====== MATERIAL TO PROCESS ======

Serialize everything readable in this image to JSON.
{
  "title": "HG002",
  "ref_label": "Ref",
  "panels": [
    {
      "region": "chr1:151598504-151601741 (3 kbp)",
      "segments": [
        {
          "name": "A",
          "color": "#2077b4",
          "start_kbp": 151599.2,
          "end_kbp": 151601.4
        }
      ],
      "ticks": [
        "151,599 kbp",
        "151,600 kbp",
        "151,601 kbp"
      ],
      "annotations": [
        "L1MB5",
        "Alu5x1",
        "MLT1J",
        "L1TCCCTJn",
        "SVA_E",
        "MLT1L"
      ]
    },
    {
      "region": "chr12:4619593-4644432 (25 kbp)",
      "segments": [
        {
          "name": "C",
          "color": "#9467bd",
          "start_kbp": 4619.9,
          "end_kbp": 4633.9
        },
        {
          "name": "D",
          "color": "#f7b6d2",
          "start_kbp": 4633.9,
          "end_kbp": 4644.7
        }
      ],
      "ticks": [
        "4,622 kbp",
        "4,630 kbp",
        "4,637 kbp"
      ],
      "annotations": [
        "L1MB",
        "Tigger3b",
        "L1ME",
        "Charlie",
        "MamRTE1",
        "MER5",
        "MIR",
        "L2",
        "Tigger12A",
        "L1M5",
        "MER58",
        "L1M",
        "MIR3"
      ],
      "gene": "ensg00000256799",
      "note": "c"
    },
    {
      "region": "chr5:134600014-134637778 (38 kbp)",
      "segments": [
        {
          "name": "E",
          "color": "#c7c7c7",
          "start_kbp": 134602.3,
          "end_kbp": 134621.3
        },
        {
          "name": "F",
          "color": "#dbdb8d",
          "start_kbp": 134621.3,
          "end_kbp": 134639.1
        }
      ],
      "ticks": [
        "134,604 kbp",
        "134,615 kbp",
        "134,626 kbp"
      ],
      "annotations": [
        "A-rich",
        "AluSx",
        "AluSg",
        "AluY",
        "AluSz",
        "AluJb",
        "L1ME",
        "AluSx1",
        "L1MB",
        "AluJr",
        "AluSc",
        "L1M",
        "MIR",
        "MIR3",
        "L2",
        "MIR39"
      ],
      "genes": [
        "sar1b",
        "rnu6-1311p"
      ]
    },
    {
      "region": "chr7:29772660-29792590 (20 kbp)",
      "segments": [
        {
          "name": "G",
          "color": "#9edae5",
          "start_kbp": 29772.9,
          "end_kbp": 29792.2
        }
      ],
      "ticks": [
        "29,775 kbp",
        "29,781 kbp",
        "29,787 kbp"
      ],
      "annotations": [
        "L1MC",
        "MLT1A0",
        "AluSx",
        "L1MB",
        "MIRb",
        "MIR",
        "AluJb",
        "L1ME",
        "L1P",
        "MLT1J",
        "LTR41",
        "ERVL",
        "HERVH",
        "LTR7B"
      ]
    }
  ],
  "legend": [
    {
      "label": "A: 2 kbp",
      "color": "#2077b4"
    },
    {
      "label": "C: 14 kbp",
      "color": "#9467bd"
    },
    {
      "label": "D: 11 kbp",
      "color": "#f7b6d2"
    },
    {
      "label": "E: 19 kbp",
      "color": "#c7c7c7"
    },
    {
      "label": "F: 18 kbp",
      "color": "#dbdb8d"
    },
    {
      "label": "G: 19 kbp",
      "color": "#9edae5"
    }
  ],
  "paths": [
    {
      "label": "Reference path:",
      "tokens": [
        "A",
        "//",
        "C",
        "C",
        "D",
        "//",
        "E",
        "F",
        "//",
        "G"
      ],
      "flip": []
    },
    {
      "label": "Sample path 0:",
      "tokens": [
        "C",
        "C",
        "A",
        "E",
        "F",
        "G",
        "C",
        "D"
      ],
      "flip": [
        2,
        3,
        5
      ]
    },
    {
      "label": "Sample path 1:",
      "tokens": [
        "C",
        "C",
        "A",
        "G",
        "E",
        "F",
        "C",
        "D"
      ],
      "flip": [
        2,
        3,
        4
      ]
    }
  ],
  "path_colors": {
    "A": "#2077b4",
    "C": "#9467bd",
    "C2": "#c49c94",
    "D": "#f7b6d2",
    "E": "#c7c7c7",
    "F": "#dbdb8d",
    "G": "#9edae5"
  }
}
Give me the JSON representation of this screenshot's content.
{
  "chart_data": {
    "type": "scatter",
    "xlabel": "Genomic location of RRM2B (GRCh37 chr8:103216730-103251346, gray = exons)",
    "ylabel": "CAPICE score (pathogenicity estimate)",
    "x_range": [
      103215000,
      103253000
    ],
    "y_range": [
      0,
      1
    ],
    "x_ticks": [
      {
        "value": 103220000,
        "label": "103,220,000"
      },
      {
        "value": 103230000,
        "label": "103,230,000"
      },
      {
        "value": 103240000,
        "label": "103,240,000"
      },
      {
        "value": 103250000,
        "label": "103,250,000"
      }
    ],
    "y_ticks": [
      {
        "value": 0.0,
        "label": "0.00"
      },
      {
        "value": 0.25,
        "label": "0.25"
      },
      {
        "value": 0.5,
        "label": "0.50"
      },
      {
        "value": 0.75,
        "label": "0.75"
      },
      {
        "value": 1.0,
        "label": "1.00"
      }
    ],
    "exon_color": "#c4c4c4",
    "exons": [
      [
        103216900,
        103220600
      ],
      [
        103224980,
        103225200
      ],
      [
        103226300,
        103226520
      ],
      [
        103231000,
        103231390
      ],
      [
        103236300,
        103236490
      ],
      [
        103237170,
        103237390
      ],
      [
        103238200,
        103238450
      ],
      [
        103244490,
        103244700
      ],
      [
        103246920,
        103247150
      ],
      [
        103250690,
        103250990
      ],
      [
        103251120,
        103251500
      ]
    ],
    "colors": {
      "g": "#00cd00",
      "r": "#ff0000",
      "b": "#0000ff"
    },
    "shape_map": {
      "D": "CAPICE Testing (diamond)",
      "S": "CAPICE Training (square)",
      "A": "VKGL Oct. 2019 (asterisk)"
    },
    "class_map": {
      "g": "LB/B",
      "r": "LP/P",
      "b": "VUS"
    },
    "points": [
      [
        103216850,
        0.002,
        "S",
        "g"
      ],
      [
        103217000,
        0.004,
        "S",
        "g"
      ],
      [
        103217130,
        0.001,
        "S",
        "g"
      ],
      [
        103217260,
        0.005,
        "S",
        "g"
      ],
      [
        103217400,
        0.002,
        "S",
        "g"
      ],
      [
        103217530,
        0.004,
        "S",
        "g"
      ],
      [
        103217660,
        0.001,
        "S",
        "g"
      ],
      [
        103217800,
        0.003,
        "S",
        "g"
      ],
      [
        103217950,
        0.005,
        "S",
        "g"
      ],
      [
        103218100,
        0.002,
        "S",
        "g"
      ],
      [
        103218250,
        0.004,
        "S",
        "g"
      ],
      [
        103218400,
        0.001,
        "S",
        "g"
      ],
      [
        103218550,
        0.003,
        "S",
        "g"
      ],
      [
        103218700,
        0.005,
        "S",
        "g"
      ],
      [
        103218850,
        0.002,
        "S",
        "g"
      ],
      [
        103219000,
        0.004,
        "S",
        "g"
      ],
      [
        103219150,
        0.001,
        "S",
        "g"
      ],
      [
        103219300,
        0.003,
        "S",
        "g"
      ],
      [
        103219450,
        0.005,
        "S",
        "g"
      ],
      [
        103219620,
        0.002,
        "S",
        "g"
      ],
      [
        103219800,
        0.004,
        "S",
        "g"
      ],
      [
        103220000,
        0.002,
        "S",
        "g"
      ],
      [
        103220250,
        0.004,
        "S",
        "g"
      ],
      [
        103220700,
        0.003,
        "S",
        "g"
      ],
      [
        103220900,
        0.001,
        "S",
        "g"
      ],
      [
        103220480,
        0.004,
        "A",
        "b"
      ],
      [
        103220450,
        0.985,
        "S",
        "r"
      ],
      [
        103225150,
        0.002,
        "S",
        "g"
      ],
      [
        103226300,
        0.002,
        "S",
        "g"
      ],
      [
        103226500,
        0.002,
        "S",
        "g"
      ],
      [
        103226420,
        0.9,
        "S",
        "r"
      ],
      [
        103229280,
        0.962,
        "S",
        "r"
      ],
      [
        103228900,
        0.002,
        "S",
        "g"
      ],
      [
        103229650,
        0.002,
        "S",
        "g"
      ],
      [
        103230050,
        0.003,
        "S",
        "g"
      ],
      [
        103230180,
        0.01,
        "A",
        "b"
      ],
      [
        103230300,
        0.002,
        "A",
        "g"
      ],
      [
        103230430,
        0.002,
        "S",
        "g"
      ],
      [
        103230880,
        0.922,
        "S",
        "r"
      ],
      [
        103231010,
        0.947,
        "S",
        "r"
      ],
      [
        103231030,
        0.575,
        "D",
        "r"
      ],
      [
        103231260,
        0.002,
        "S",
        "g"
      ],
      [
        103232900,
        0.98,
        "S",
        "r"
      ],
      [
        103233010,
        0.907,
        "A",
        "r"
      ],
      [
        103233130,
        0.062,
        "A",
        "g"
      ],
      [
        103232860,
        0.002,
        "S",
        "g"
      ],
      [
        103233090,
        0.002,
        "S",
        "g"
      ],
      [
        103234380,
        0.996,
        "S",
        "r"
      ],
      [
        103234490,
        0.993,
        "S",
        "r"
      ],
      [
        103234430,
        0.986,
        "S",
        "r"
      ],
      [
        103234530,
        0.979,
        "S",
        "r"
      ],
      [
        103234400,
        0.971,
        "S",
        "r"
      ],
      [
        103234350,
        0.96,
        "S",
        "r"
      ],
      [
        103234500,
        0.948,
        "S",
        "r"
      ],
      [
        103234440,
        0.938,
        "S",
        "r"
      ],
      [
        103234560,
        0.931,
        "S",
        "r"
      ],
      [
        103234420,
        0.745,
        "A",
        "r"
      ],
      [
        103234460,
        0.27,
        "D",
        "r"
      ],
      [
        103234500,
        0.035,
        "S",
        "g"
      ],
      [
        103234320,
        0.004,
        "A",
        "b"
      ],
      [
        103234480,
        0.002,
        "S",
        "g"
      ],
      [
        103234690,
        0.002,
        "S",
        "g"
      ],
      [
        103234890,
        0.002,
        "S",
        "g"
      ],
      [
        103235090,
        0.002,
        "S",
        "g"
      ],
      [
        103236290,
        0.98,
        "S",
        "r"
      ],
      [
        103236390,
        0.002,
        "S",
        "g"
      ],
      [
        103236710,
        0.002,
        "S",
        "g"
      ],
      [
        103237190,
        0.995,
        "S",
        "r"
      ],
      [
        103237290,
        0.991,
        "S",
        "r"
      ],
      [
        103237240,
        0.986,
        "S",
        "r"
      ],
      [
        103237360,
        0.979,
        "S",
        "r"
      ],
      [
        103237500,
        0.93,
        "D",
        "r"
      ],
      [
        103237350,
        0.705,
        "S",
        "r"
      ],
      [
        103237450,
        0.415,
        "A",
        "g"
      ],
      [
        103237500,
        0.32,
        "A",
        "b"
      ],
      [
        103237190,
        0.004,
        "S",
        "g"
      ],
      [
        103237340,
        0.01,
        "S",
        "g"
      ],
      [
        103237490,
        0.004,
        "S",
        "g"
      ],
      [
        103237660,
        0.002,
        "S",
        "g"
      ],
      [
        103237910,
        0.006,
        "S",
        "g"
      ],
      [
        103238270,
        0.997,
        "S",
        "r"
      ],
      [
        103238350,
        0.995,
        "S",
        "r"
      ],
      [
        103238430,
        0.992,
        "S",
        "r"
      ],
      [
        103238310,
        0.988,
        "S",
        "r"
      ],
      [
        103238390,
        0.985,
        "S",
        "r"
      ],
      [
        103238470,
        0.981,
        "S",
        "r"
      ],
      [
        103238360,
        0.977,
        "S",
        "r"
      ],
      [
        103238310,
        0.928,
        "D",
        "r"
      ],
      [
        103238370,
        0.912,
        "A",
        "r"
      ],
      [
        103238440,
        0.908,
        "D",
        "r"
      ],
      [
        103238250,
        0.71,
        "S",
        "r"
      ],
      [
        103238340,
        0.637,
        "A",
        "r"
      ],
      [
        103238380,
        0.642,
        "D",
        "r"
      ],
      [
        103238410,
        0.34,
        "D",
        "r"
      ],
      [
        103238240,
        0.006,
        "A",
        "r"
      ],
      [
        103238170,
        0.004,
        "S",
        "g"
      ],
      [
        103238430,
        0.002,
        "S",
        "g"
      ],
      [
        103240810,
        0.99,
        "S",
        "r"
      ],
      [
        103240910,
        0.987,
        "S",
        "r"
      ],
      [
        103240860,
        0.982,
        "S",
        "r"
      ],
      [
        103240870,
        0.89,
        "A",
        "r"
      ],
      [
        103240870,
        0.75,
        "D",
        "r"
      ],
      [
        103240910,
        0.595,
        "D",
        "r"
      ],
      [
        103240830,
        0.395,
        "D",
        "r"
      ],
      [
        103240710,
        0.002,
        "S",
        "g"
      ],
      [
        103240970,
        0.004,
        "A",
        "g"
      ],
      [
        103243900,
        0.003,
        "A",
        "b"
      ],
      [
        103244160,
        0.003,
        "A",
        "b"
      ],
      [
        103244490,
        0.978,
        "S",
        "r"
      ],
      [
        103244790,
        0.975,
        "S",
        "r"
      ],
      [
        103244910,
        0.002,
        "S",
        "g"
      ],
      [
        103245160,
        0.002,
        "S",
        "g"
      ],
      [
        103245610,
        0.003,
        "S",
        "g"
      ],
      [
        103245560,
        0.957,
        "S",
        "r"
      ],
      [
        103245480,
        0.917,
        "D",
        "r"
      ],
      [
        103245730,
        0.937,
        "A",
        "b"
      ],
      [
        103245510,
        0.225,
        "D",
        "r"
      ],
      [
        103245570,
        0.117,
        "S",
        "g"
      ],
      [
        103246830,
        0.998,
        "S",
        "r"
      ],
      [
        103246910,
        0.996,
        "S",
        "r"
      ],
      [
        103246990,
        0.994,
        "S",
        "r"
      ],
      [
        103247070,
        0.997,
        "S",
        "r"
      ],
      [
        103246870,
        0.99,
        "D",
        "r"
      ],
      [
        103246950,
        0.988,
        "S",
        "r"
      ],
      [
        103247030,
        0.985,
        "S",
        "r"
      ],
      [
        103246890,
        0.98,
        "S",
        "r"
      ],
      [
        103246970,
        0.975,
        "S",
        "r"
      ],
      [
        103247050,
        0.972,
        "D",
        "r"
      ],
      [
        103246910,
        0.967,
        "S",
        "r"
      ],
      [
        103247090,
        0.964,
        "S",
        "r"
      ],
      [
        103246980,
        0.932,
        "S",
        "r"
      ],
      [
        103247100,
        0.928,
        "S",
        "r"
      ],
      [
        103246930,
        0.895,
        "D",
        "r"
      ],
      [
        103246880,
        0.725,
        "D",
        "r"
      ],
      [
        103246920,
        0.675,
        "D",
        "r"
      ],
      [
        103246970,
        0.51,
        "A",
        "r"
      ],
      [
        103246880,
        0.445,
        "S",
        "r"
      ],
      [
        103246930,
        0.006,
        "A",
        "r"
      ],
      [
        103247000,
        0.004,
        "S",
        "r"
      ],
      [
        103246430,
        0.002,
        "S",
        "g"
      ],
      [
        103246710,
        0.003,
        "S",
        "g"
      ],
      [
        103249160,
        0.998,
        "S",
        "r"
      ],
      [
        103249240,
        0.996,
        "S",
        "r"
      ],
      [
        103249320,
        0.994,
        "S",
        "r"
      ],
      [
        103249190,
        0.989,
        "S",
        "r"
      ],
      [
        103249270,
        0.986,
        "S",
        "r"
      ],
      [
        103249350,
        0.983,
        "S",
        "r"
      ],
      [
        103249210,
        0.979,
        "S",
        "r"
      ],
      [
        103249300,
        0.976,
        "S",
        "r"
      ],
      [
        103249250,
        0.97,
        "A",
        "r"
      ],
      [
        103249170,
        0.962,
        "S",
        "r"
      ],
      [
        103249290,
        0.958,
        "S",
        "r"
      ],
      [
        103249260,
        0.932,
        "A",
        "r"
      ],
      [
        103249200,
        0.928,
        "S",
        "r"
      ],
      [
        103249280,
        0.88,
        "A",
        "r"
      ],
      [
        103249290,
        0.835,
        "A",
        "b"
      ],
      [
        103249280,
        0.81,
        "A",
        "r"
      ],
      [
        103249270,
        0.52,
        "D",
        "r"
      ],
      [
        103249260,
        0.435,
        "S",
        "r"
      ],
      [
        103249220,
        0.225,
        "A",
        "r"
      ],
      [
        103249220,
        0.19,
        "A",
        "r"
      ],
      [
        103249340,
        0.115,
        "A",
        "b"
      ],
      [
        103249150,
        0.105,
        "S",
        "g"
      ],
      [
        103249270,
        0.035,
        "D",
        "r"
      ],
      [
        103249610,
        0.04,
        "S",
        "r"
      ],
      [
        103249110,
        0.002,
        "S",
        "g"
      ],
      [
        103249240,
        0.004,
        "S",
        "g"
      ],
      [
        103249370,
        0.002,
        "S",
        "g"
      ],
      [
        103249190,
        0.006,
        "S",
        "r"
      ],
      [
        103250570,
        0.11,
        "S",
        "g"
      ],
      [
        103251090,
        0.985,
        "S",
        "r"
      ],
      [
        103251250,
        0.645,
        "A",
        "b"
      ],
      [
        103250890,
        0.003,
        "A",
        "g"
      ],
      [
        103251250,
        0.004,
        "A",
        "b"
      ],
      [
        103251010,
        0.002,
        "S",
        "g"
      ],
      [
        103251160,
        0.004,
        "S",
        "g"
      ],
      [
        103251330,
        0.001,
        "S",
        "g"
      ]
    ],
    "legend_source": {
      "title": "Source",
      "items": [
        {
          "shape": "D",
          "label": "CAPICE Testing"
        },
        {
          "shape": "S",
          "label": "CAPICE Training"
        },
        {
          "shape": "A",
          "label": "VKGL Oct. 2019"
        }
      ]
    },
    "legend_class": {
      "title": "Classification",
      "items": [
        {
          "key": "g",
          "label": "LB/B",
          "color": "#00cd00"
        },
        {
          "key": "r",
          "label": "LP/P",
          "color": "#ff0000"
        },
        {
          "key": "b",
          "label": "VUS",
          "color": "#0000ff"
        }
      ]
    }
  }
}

======

§ REQUIREMENT:
Read through the entries and count the lines where "Testing" appears; respond with the number only.

§ TASK RESPONSE:
2